Begin

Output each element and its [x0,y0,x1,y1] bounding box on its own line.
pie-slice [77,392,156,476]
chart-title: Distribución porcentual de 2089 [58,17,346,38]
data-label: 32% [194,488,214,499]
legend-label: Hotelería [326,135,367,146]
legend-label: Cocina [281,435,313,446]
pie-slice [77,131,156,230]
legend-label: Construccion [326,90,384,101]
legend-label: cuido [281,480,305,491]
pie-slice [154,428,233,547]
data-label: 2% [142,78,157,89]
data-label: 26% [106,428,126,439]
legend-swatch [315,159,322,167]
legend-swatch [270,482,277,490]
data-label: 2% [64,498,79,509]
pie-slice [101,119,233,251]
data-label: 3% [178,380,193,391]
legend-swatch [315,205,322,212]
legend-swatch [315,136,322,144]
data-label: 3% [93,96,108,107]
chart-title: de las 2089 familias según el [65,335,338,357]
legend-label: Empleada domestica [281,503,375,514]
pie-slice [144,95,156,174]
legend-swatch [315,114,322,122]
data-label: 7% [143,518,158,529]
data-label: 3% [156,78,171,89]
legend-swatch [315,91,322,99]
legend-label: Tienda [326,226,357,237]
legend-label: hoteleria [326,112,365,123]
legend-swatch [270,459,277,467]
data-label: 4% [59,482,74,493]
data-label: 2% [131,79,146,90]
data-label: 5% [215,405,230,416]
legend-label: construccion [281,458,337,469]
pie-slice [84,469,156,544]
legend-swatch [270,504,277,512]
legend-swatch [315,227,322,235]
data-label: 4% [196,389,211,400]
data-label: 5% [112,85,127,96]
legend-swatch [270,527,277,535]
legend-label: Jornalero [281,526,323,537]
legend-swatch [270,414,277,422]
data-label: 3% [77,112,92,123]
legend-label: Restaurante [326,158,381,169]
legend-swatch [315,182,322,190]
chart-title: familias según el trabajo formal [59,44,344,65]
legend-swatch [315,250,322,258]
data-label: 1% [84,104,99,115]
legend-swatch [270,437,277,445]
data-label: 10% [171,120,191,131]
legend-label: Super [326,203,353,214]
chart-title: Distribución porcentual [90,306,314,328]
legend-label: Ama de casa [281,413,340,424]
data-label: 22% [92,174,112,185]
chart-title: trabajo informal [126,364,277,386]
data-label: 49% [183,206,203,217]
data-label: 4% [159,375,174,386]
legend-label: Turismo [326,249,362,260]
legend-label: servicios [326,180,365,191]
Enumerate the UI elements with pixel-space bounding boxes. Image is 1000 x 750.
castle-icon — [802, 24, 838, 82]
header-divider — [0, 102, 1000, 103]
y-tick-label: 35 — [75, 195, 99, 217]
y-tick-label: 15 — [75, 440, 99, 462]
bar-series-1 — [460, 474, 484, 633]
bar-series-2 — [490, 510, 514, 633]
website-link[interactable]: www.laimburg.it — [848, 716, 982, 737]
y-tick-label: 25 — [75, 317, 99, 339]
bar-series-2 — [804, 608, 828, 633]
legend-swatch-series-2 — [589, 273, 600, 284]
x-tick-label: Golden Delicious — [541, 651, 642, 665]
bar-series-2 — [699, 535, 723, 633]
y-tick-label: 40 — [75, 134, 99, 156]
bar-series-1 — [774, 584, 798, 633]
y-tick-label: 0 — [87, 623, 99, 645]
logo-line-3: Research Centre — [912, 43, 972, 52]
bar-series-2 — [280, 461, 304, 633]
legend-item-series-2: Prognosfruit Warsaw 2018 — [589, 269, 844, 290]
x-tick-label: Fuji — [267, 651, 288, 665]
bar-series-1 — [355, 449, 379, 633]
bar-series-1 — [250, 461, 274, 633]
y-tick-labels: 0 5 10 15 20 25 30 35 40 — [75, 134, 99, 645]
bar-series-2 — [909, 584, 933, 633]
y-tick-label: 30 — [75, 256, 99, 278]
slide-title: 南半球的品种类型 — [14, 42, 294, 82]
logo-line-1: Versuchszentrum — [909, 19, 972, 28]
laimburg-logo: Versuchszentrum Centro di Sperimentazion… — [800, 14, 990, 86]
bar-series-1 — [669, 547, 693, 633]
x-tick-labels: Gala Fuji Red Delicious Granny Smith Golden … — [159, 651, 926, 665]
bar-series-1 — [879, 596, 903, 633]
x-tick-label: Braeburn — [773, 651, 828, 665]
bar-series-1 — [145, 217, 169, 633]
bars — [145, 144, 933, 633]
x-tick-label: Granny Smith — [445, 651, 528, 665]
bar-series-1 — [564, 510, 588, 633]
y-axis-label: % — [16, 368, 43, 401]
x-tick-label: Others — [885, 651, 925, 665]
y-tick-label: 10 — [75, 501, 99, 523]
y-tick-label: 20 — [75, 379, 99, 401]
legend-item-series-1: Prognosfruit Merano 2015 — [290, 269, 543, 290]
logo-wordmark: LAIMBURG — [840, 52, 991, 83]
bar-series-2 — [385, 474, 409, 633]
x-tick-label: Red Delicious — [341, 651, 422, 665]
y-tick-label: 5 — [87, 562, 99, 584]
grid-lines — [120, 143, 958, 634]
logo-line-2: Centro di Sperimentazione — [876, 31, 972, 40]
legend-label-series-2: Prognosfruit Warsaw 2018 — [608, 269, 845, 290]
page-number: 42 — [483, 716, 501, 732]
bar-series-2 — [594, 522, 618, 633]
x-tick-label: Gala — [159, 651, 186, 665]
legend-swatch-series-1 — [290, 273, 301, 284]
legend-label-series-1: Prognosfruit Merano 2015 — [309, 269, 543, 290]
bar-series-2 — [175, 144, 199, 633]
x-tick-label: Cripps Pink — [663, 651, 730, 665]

End

Render every line of the material above as a Markdown table with two columns, Row and Entry, numbering the rows in order and leaving out any blank lines.

| Row | Entry |
|---|---|
| 1 | Output each element and its [x0,y0,x1,y1] bounding box on its own line. |
| 2 | pie-slice [77,392,156,476] |
| 3 | chart-title: Distribución porcentual de 2089 [58,17,346,38] |
| 4 | data-label: 32% [194,488,214,499] |
| 5 | legend-label: Hotelería [326,135,367,146] |
| 6 | legend-label: Cocina [281,435,313,446] |
| 7 | pie-slice [77,131,156,230] |
| 8 | legend-label: Construccion [326,90,384,101] |
| 9 | legend-label: cuido [281,480,305,491] |
| 10 | pie-slice [154,428,233,547] |
| 11 | data-label: 2% [142,78,157,89] |
| 12 | data-label: 26% [106,428,126,439] |
| 13 | legend-swatch [315,159,322,167] |
| 14 | legend-swatch [270,482,277,490] |
| 15 | data-label: 2% [64,498,79,509] |
| 16 | pie-slice [101,119,233,251] |
| 17 | data-label: 3% [178,380,193,391] |
| 18 | legend-swatch [315,205,322,212] |
| 19 | legend-swatch [315,136,322,144] |
| 20 | data-label: 3% [93,96,108,107] |
| 21 | chart-title: de las 2089 familias según el [65,335,338,357] |
| 22 | legend-label: Empleada domestica [281,503,375,514] |
| 23 | pie-slice [144,95,156,174] |
| 24 | legend-swatch [315,114,322,122] |
| 25 | data-label: 7% [143,518,158,529] |
| 26 | data-label: 3% [156,78,171,89] |
| 27 | legend-swatch [315,91,322,99] |
| 28 | legend-label: Tienda [326,226,357,237] |
| 29 | legend-label: hoteleria [326,112,365,123] |
| 30 | legend-swatch [270,459,277,467] |
| 31 | data-label: 4% [59,482,74,493] |
| 32 | data-label: 2% [131,79,146,90] |
| 33 | data-label: 5% [215,405,230,416] |
| 34 | legend-label: construccion [281,458,337,469] |
| 35 | pie-slice [84,469,156,544] |
| 36 | legend-swatch [270,504,277,512] |
| 37 | legend-swatch [315,227,322,235] |
| 38 | data-label: 4% [196,389,211,400] |
| 39 | data-label: 5% [112,85,127,96] |
| 40 | legend-swatch [270,527,277,535] |
| 41 | legend-label: Jornalero [281,526,323,537] |
| 42 | legend-swatch [270,414,277,422] |
| 43 | data-label: 3% [77,112,92,123] |
| 44 | legend-label: Restaurante [326,158,381,169] |
| 45 | legend-swatch [315,182,322,190] |
| 46 | chart-title: familias según el trabajo formal [59,44,344,65] |
| 47 | legend-swatch [315,250,322,258] |
| 48 | data-label: 1% [84,104,99,115] |
| 49 | legend-swatch [270,437,277,445] |
| 50 | data-label: 10% [171,120,191,131] |
| 51 | legend-label: Super [326,203,353,214] |
| 52 | chart-title: Distribución porcentual [90,306,314,328] |
| 53 | legend-label: Ama de casa [281,413,340,424] |
| 54 | data-label: 22% [92,174,112,185] |
| 55 | chart-title: trabajo informal [126,364,277,386] |
| 56 | data-label: 49% [183,206,203,217] |
| 57 | data-label: 4% [159,375,174,386] |
| 58 | legend-label: Turismo [326,249,362,260] |
| 59 | legend-label: servicios [326,180,365,191] |
| 60 | Enumerate the UI elements with pixel-space bounding boxes. Image is 1000 x 750. |
| 61 | castle-icon — [802, 24, 838, 82] |
| 62 | header-divider — [0, 102, 1000, 103] |
| 63 | y-tick-label: 35 — [75, 195, 99, 217] |
| 64 | y-tick-label: 15 — [75, 440, 99, 462] |
| 65 | bar-series-1 — [460, 474, 484, 633] |
| 66 | bar-series-2 — [490, 510, 514, 633] |
| 67 | website-link[interactable]: www.laimburg.it — [848, 716, 982, 737] |
| 68 | y-tick-label: 25 — [75, 317, 99, 339] |
| 69 | bar-series-2 — [804, 608, 828, 633] |
| 70 | legend-swatch-series-2 — [589, 273, 600, 284] |
| 71 | x-tick-label: Golden Delicious — [541, 651, 642, 665] |
| 72 | bar-series-2 — [699, 535, 723, 633] |
| 73 | y-tick-label: 40 — [75, 134, 99, 156] |
| 74 | bar-series-1 — [774, 584, 798, 633] |
| 75 | y-tick-label: 0 — [87, 623, 99, 645] |
| 76 | logo-line-3: Research Centre — [912, 43, 972, 52] |
| 77 | bar-series-2 — [280, 461, 304, 633] |
| 78 | legend-item-series-2: Prognosfruit Warsaw 2018 — [589, 269, 844, 290] |
| 79 | x-tick-label: Fuji — [267, 651, 288, 665] |
| 80 | bar-series-1 — [355, 449, 379, 633] |
| 81 | bar-series-1 — [250, 461, 274, 633] |
| 82 | y-tick-labels: 0 5 10 15 20 25 30 35 40 — [75, 134, 99, 645] |
| 83 | bar-series-2 — [909, 584, 933, 633] |
| 84 | y-tick-label: 30 — [75, 256, 99, 278] |
| 85 | slide-title: 南半球的品种类型 — [14, 42, 294, 82] |
| 86 | logo-line-1: Versuchszentrum — [909, 19, 972, 28] |
| 87 | laimburg-logo: Versuchszentrum Centro di Sperimentazion… — [800, 14, 990, 86] |
| 88 | bar-series-1 — [669, 547, 693, 633] |
| 89 | x-tick-labels: Gala Fuji Red Delicious Granny Smith Golden … — [159, 651, 926, 665] |
| 90 | bar-series-1 — [879, 596, 903, 633] |
| 91 | x-tick-label: Braeburn — [773, 651, 828, 665] |
| 92 | bar-series-1 — [145, 217, 169, 633] |
| 93 | bars — [145, 144, 933, 633] |
| 94 | x-tick-label: Granny Smith — [445, 651, 528, 665] |
| 95 | bar-series-1 — [564, 510, 588, 633] |
| 96 | y-axis-label: % — [16, 368, 43, 401] |
| 97 | x-tick-label: Others — [885, 651, 925, 665] |
| 98 | y-tick-label: 10 — [75, 501, 99, 523] |
| 99 | y-tick-label: 20 — [75, 379, 99, 401] |
| 100 | legend-item-series-1: Prognosfruit Merano 2015 — [290, 269, 543, 290] |
| 101 | logo-wordmark: LAIMBURG — [840, 52, 991, 83] |
| 102 | bar-series-2 — [385, 474, 409, 633] |
| 103 | x-tick-label: Red Delicious — [341, 651, 422, 665] |
| 104 | y-tick-label: 5 — [87, 562, 99, 584] |
| 105 | grid-lines — [120, 143, 958, 634] |
| 106 | logo-line-2: Centro di Sperimentazione — [876, 31, 972, 40] |
| 107 | legend-label-series-2: Prognosfruit Warsaw 2018 — [608, 269, 845, 290] |
| 108 | page-number: 42 — [483, 716, 501, 732] |
| 109 | bar-series-2 — [594, 522, 618, 633] |
| 110 | x-tick-label: Gala — [159, 651, 186, 665] |
| 111 | legend-swatch-series-1 — [290, 273, 301, 284] |
| 112 | legend-label-series-1: Prognosfruit Merano 2015 — [309, 269, 543, 290] |
| 113 | bar-series-2 — [175, 144, 199, 633] |
| 114 | x-tick-label: Cripps Pink — [663, 651, 730, 665] |